Provide only the number of lines in the data below that contain the word "fakemail".

Stored data
++++++++++

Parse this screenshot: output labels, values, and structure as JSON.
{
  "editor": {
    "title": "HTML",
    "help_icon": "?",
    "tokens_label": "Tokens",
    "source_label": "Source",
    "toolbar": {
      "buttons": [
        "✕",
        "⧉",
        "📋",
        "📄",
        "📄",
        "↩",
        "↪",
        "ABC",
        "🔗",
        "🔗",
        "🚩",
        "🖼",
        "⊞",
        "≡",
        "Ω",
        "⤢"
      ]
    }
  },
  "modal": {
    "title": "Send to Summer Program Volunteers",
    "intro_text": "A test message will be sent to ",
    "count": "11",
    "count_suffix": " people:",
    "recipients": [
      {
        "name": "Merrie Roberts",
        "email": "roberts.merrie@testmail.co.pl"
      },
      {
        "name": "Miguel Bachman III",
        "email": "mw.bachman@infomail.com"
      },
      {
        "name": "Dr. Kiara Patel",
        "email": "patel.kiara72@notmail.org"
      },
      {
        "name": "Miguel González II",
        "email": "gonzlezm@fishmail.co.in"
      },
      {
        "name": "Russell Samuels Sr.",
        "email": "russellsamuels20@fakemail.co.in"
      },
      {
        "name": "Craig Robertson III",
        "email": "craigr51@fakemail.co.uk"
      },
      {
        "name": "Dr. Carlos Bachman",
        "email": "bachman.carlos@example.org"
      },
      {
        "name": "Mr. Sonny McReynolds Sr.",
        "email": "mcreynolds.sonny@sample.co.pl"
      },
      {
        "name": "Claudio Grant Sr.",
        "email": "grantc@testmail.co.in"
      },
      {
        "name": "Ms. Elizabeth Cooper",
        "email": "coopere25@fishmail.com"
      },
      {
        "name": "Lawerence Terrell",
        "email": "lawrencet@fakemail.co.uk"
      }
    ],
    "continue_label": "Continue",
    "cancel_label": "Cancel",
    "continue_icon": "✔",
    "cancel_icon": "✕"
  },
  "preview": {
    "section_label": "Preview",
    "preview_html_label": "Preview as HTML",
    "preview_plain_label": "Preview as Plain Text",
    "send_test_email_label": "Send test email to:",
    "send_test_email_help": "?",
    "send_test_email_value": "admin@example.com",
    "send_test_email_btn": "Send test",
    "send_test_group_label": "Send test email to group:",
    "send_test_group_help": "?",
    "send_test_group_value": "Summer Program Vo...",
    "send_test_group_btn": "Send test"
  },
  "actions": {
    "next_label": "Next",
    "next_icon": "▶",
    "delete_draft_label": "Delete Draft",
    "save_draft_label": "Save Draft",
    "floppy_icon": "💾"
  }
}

++++++++++

COMPLETED EXERCISE
3